Data items:
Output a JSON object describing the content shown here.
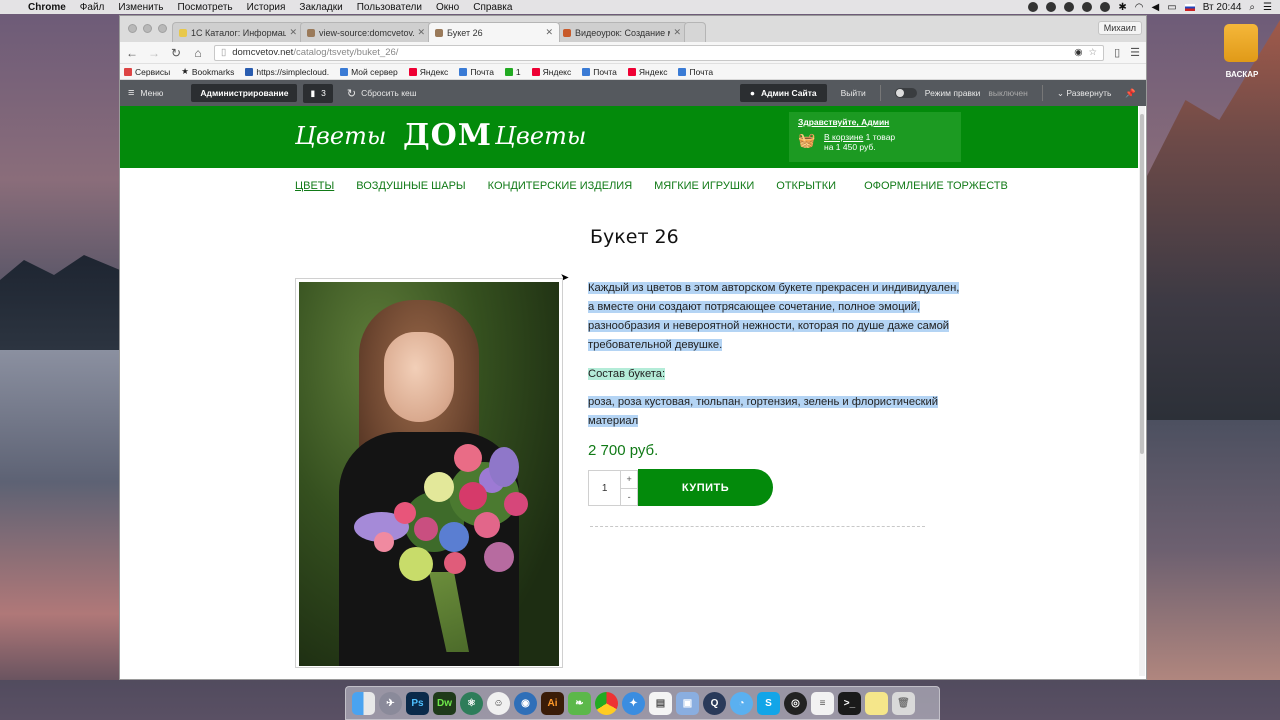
{
  "menubar": {
    "app": "Chrome",
    "items": [
      "Файл",
      "Изменить",
      "Посмотреть",
      "История",
      "Закладки",
      "Пользователи",
      "Окно",
      "Справка"
    ],
    "clock": "Вт 20:44"
  },
  "desktop": {
    "drive_label": "ВАСКАР"
  },
  "browser": {
    "tabs": [
      {
        "title": "1С Каталог: Информация"
      },
      {
        "title": "view-source:domcvetov.ne"
      },
      {
        "title": "Букет 26"
      },
      {
        "title": "Видеоурок: Создание ма"
      }
    ],
    "profile": "Михаил",
    "url_host": "domcvetov.net",
    "url_path": "/catalog/tsvety/buket_26/",
    "bookmarks": [
      {
        "label": "Сервисы",
        "color": "#d44"
      },
      {
        "label": "Bookmarks",
        "color": "#333"
      },
      {
        "label": "https://simplecloud.",
        "color": "#2a5db0"
      },
      {
        "label": "Мой сервер",
        "color": "#3a7bd5"
      },
      {
        "label": "Яндекс",
        "color": "#e03"
      },
      {
        "label": "Почта",
        "color": "#3a7bd5"
      },
      {
        "label": "1",
        "color": "#2a2"
      },
      {
        "label": "Яндекс",
        "color": "#e03"
      },
      {
        "label": "Почта",
        "color": "#3a7bd5"
      },
      {
        "label": "Яндекс",
        "color": "#e03"
      },
      {
        "label": "Почта",
        "color": "#3a7bd5"
      }
    ]
  },
  "admin": {
    "menu": "Меню",
    "administration": "Администрирование",
    "count": "3",
    "clear_cache": "Сбросить кеш",
    "site_admin": "Админ Сайта",
    "logout": "Выйти",
    "edit_mode": "Режим правки",
    "edit_state": "выключен",
    "expand": "Развернуть"
  },
  "site": {
    "logo_left": "Цветы",
    "logo_center": "ДОМ",
    "logo_right": "Цветы",
    "greeting": "Здравствуйте, Админ",
    "cart_link": "В корзине",
    "cart_count": "1 товар",
    "cart_total": "на 1 450 руб.",
    "nav": [
      "ЦВЕТЫ",
      "ВОЗДУШНЫЕ ШАРЫ",
      "КОНДИТЕРСКИЕ ИЗДЕЛИЯ",
      "МЯГКИЕ ИГРУШКИ",
      "ОТКРЫТКИ",
      "ОФОРМЛЕНИЕ ТОРЖЕСТВ"
    ]
  },
  "product": {
    "title": "Букет 26",
    "description": "Каждый из цветов в этом авторском  букете прекрасен и индивидуален, а вместе они создают потрясающее сочетание, полное эмоций, разнообразия и невероятной нежности, которая по душе даже самой требовательной девушке.",
    "composition_label": "Состав букета:",
    "composition": "роза, роза кустовая, тюльпан, гортензия, зелень и флористический материал",
    "price": "2 700 руб.",
    "quantity": "1",
    "buy_label": "КУПИТЬ"
  },
  "colors": {
    "brand_green": "#038a0b",
    "selection": "#b4d4f4"
  }
}
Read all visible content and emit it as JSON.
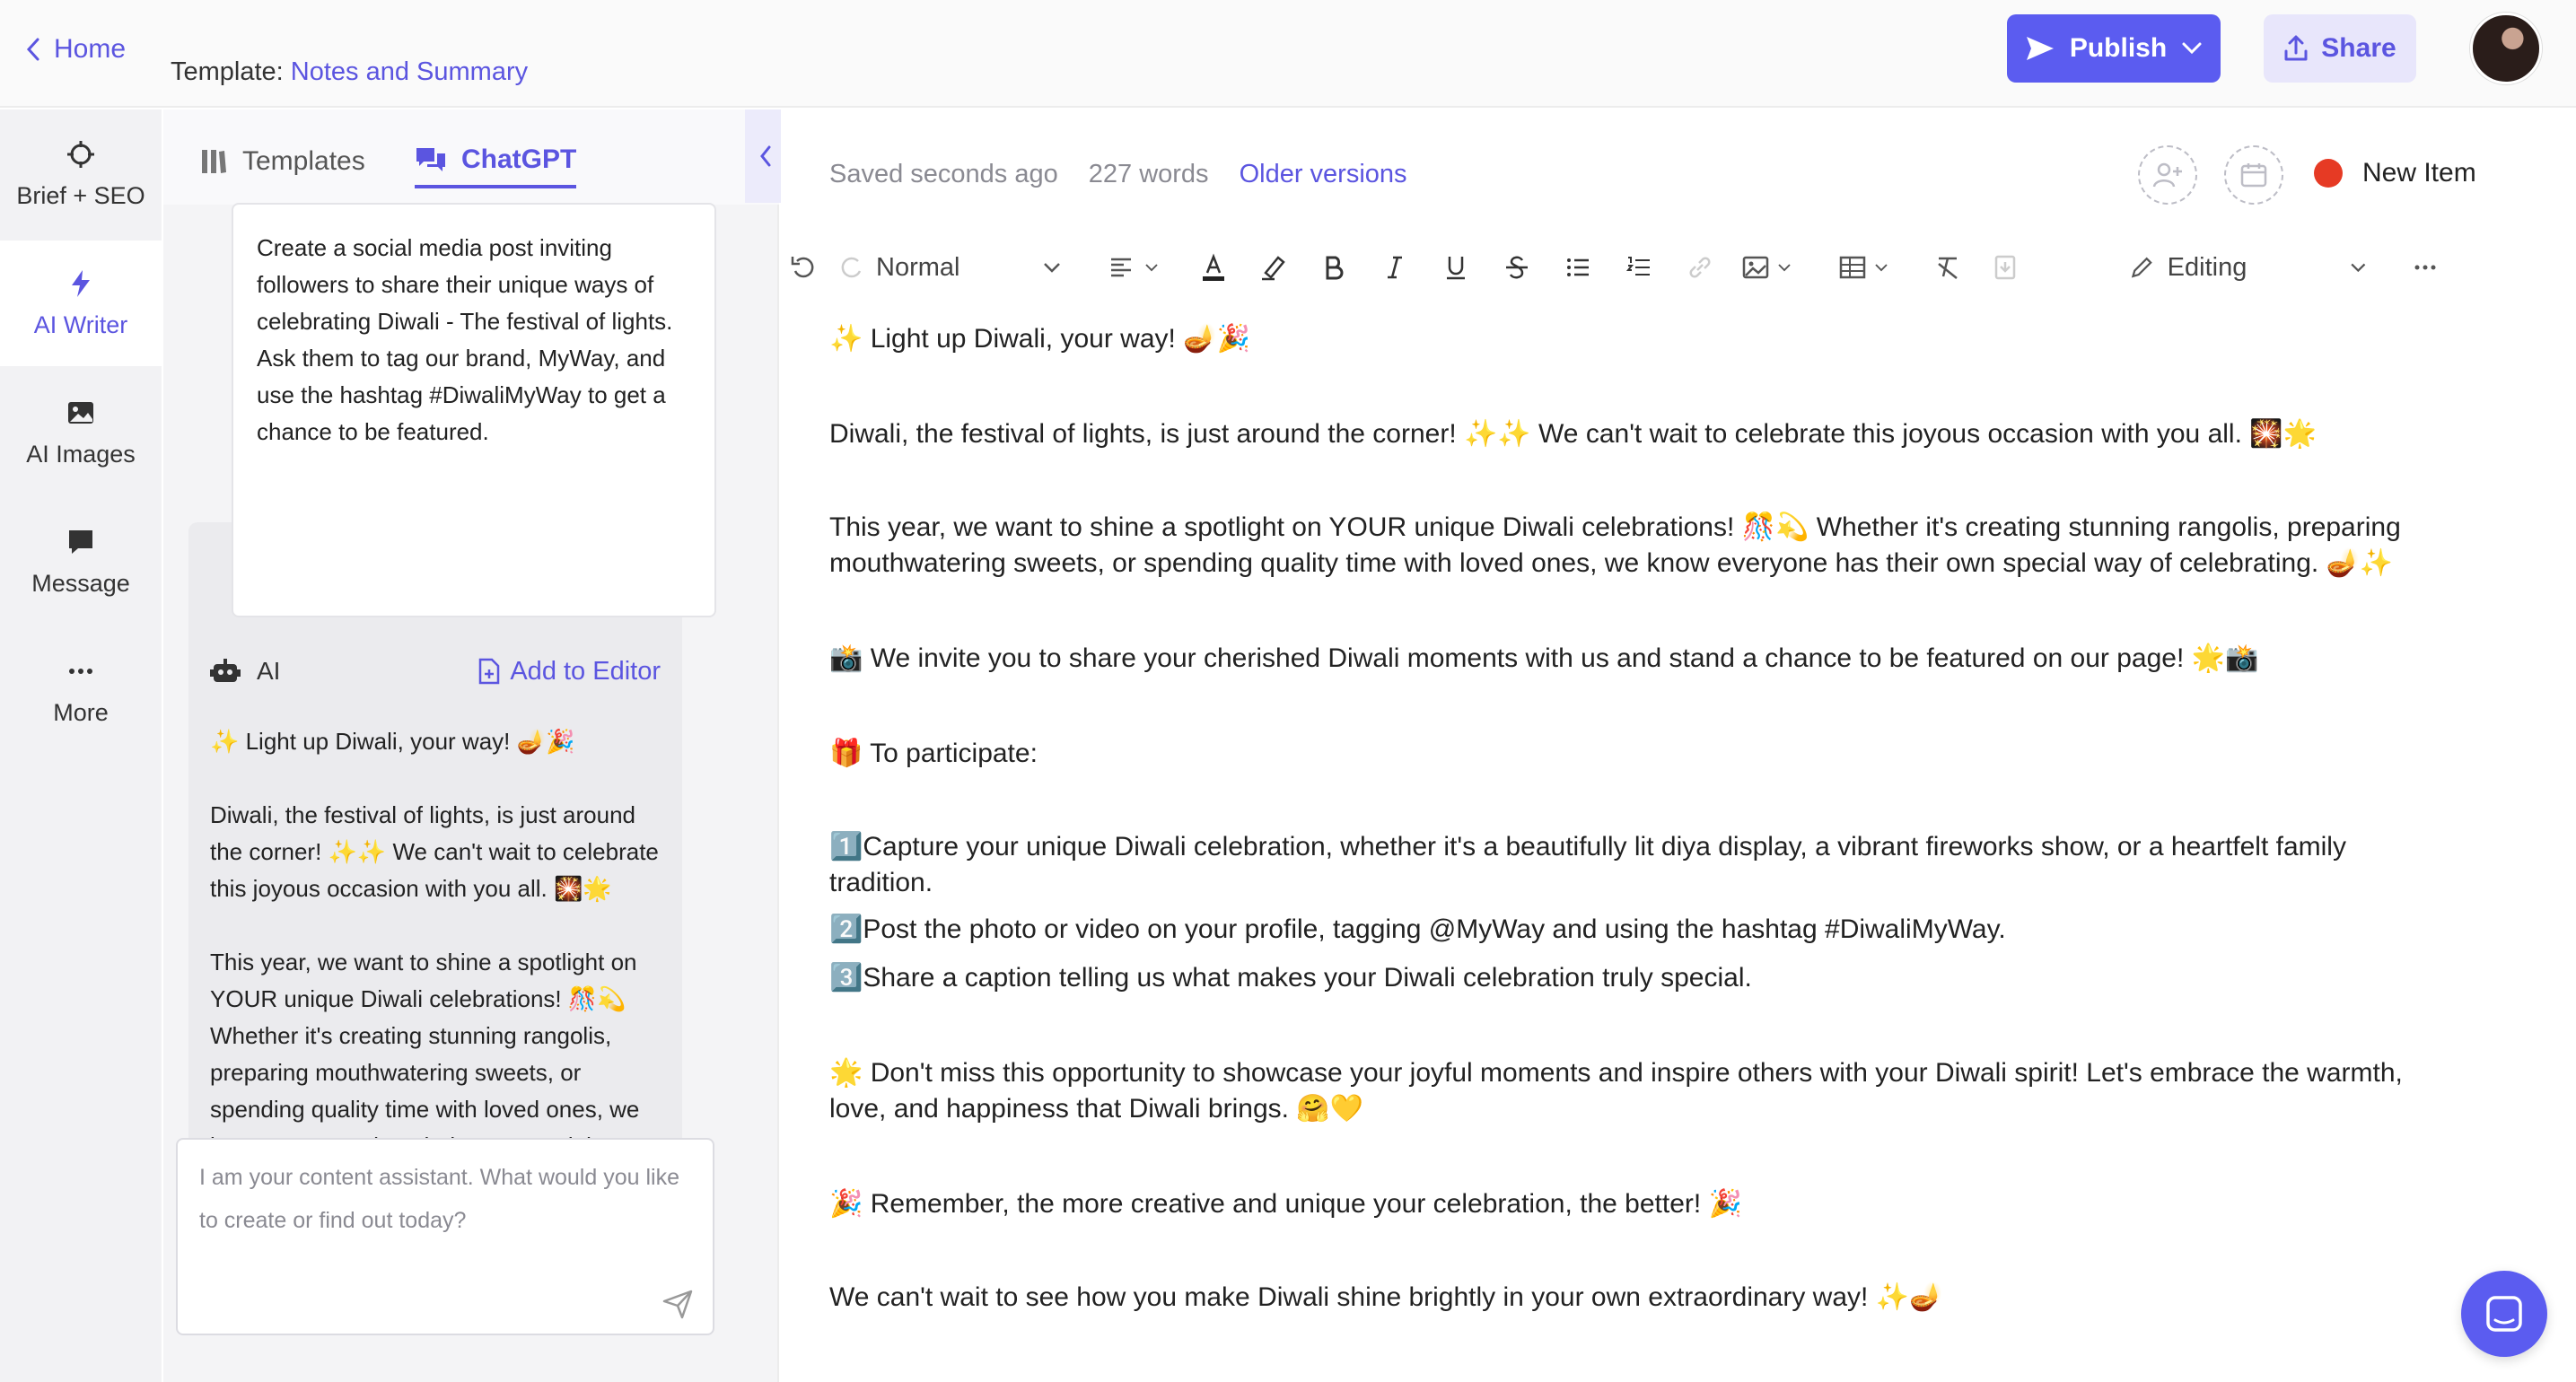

Given exercise
Repeat all of the entries word for word, but omit the pictures.

Task result
Output a JSON object describing the content shown here.
{
  "menubar": {
    "app": "Chrome",
    "items": [
      "Файл",
      "Изменить",
      "Посмотреть",
      "История",
      "Закладки",
      "Пользователи",
      "Окно",
      "Справка"
    ],
    "clock": "Вт 20:44"
  },
  "desktop": {
    "drive_label": "ВАСКАР"
  },
  "browser": {
    "tabs": [
      {
        "title": "1С Каталог: Информация"
      },
      {
        "title": "view-source:domcvetov.ne"
      },
      {
        "title": "Букет 26"
      },
      {
        "title": "Видеоурок: Создание ма"
      }
    ],
    "profile": "Михаил",
    "url_host": "domcvetov.net",
    "url_path": "/catalog/tsvety/buket_26/",
    "bookmarks": [
      {
        "label": "Сервисы",
        "color": "#d44"
      },
      {
        "label": "Bookmarks",
        "color": "#333"
      },
      {
        "label": "https://simplecloud.",
        "color": "#2a5db0"
      },
      {
        "label": "Мой сервер",
        "color": "#3a7bd5"
      },
      {
        "label": "Яндекс",
        "color": "#e03"
      },
      {
        "label": "Почта",
        "color": "#3a7bd5"
      },
      {
        "label": "1",
        "color": "#2a2"
      },
      {
        "label": "Яндекс",
        "color": "#e03"
      },
      {
        "label": "Почта",
        "color": "#3a7bd5"
      },
      {
        "label": "Яндекс",
        "color": "#e03"
      },
      {
        "label": "Почта",
        "color": "#3a7bd5"
      }
    ]
  },
  "admin": {
    "menu": "Меню",
    "administration": "Администрирование",
    "count": "3",
    "clear_cache": "Сбросить кеш",
    "site_admin": "Админ Сайта",
    "logout": "Выйти",
    "edit_mode": "Режим правки",
    "edit_state": "выключен",
    "expand": "Развернуть"
  },
  "site": {
    "logo_left": "Цветы",
    "logo_center": "ДОМ",
    "logo_right": "Цветы",
    "greeting": "Здравствуйте, Админ",
    "cart_link": "В корзине",
    "cart_count": "1 товар",
    "cart_total": "на 1 450 руб.",
    "nav": [
      "ЦВЕТЫ",
      "ВОЗДУШНЫЕ ШАРЫ",
      "КОНДИТЕРСКИЕ ИЗДЕЛИЯ",
      "МЯГКИЕ ИГРУШКИ",
      "ОТКРЫТКИ",
      "ОФОРМЛЕНИЕ ТОРЖЕСТВ"
    ]
  },
  "product": {
    "title": "Букет 26",
    "description": "Каждый из цветов в этом авторском  букете прекрасен и индивидуален, а вместе они создают потрясающее сочетание, полное эмоций, разнообразия и невероятной нежности, которая по душе даже самой требовательной девушке.",
    "composition_label": "Состав букета:",
    "composition": "роза, роза кустовая, тюльпан, гортензия, зелень и флористический материал",
    "price": "2 700 руб.",
    "quantity": "1",
    "buy_label": "КУПИТЬ"
  },
  "colors": {
    "brand_green": "#038a0b",
    "selection": "#b4d4f4"
  }
}
Read all visible content and emit it as JSON.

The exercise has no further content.